___ LISTING
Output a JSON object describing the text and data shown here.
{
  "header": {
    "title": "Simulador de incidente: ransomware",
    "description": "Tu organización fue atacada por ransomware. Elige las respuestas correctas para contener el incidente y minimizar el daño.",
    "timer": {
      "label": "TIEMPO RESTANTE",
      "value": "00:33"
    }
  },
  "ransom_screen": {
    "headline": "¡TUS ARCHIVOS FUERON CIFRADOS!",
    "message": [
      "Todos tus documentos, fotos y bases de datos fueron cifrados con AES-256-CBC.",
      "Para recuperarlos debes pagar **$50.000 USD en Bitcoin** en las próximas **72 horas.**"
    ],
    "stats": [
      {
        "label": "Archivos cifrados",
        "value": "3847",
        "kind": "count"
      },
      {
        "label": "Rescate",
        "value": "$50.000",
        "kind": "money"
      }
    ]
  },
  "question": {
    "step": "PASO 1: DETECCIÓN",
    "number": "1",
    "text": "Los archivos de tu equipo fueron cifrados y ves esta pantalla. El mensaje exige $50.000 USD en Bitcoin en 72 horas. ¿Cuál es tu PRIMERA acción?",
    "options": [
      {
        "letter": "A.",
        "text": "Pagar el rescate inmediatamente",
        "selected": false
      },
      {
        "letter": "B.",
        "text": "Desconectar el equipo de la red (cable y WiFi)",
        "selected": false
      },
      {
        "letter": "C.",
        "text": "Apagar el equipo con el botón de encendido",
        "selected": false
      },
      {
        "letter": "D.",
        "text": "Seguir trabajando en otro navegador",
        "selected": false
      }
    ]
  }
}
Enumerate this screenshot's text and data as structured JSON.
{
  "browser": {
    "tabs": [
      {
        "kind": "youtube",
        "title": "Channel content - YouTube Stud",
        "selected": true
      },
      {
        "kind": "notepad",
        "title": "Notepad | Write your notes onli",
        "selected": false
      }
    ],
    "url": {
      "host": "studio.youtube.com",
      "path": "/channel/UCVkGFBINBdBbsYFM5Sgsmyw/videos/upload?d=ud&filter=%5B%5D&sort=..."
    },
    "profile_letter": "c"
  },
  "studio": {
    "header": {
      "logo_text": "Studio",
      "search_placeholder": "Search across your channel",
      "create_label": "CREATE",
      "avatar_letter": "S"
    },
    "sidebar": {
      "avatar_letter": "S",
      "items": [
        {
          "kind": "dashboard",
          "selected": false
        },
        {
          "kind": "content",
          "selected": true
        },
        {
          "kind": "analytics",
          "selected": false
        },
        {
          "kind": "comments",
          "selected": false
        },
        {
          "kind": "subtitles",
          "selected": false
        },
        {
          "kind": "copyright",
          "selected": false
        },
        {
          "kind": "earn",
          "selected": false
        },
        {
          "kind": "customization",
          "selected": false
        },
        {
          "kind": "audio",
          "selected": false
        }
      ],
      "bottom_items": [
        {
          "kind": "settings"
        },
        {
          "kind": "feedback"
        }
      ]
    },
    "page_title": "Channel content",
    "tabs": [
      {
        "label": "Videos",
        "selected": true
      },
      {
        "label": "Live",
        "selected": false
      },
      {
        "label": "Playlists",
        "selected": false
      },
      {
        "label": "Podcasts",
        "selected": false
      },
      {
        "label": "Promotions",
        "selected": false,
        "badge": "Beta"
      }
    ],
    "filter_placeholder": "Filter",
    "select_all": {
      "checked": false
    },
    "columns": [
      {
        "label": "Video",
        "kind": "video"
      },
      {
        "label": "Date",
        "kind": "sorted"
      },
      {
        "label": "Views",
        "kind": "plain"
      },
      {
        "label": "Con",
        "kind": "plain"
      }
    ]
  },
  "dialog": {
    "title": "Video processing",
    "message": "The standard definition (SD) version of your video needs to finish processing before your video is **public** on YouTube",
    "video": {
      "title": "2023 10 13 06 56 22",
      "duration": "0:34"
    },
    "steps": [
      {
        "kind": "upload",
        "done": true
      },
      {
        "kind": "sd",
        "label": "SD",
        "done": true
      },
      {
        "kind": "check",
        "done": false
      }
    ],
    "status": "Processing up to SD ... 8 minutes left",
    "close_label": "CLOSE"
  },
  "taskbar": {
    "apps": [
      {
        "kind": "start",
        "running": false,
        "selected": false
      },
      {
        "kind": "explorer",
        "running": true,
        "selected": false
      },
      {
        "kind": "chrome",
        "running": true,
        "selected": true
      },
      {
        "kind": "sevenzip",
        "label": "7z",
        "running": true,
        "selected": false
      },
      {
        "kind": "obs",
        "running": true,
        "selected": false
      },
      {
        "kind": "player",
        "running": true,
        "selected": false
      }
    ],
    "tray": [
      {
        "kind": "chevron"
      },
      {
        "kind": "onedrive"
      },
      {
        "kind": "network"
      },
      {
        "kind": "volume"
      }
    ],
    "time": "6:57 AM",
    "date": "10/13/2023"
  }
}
______
EXERCISE GOAL: Scan the material and collect every line that contains "Bitcoin".

CORRECT OUTPUT:
      "Para recuperarlos debes pagar **$50.000 USD en Bitcoin** en las próximas **72 horas.**"
    "text": "Los archivos de tu equipo fueron cifrados y ves esta pantalla. El mensaje exige $50.000 USD en Bitcoin en 72 horas. ¿Cuál es tu PRIMERA acción?",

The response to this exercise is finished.